TEXT SEGMENT section start
Spinal anesthetics should be used with caution in patients with severe disturbances of cardiac rhythm, shock, or heart block.

Sympathetic blockade occurring during spinal anesthesia may result in peripheral vasodilation and hypotension, the extent depending on the number of dermatomes blocked. Patients over 65 years, particularly those with hypertension, may be at increased risk for experiencing the hypotensive effects of MARCAINE Spinal. Blood pressure should, therefore, be carefully monitored especially in the early phases of anesthesia. Hypotension may be controlled by vasoconstrictors in dosages depending on the severity of hypotension and response of treatment. The level of anesthesia should be carefully monitored because it is not always controllable in spinal techniques.

Because amide-type local anesthetics such as MARCAINE are metabolized by the liver, these drugs, especially repeat doses, should be used cautiously in patients with hepatic disease. Patients with severe hepatic disease, because of their inability to metabolize local anesthetics normally, are at a greater risk of developing toxic plasma concentrations. Local anesthetics should also be used with caution in patients with impaired cardiovascular function because they may be less able to compensate for functional changes associated with the prolongation of AV conduction produced by these drugs. However, dosage recommendations for spinal anesthesia are much lower than dosage recommendations for other major blocks and most experience regarding hepatic and cardiovascular disease dose-related toxicity is derived from these other major blocks.

Serious dose-related cardiac arrhythmias may occur if preparations containing a vasoconstrictor such as epinephrine are employed in patients during or following the administration of potent inhalation agents. In deciding whether to use these products concurrently in the same patient, the combined action of both agents upon the myocardium, the concentration and volume of vasoconstrictor used, and the time since injection, when applicable, should be taken into account.
TEXT SEGMENT section end
**INSTRUCTIONS:**
A – In the text on spinal anesthesia precautions, which patients may be at increased risk for the hypotensive effects of MARCAINE Spinal?
B – List every patient condition for which the text on spinal anesthesia precautions says the anesthetics should be used with caution or cautiously.
C – Reproduce a portion of the text on spinal anesthesia precautions word for word. Begin at the words that contain "Because amide-type local" and stop after "other major blocks.".
SOURCE DATA section start
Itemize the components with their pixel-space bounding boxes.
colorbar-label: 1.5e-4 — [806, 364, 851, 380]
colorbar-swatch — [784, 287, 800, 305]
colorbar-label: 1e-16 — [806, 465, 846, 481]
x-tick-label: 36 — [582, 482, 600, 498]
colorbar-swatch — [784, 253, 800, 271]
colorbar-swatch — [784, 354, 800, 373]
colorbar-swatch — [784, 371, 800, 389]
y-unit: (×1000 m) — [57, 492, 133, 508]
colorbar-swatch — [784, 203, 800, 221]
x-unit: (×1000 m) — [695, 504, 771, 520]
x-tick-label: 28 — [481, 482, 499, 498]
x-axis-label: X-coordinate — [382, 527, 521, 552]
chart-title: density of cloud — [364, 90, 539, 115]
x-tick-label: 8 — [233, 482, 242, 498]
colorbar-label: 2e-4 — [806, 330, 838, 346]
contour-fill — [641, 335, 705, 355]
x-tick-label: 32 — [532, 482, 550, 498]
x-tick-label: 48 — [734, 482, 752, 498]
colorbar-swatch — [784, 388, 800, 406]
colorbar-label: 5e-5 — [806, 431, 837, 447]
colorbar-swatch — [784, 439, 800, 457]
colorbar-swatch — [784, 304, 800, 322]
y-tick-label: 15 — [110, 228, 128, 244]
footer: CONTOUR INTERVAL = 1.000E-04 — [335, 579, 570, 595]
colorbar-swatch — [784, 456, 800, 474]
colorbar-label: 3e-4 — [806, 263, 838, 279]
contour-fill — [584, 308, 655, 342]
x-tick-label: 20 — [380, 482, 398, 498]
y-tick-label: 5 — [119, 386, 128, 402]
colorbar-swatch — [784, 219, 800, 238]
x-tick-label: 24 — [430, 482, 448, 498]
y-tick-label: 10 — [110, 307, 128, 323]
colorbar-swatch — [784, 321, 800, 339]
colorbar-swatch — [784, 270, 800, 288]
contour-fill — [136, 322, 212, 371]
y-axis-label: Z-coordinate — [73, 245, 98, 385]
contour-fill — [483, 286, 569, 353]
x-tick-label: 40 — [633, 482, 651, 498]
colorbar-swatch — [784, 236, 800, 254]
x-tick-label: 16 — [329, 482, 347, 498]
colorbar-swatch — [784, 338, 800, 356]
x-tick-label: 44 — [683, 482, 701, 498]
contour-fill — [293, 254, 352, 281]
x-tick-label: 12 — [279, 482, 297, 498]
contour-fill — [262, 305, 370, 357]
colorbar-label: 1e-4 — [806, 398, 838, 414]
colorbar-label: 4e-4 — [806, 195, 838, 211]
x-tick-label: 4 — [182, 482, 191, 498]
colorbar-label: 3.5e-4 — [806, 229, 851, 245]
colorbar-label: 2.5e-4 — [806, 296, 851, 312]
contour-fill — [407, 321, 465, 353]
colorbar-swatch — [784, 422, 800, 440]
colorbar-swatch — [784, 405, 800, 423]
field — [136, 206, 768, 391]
SOURCE DATA section end
**SOLUTION SET:**
A – Patients over 65 years, particularly those with hypertension.

B –
- Severe disturbances of cardiac rhythm
- Shock
- Heart block
- Hepatic disease
- Impaired cardiovascular function

C –
Because amide-type local anesthetics such as MARCAINE are metabolized by the liver, these drugs, especially repeat doses, should be used cautiously in patients with hepatic disease. Patients with severe hepatic disease, because of their inability to metabolize local anesthetics normally, are at a greater risk of developing toxic plasma concentrations. Local anesthetics should also be used with caution in patients with impaired cardiovascular function because they may be less able to compensate for functional changes associated with the prolongation of AV conduction produced by these drugs. However, dosage recommendations for spinal anesthesia are much lower than dosage recommendations for other major blocks and most experience regarding hepatic and cardiovascular disease dose-related toxicity is derived from these other major blocks.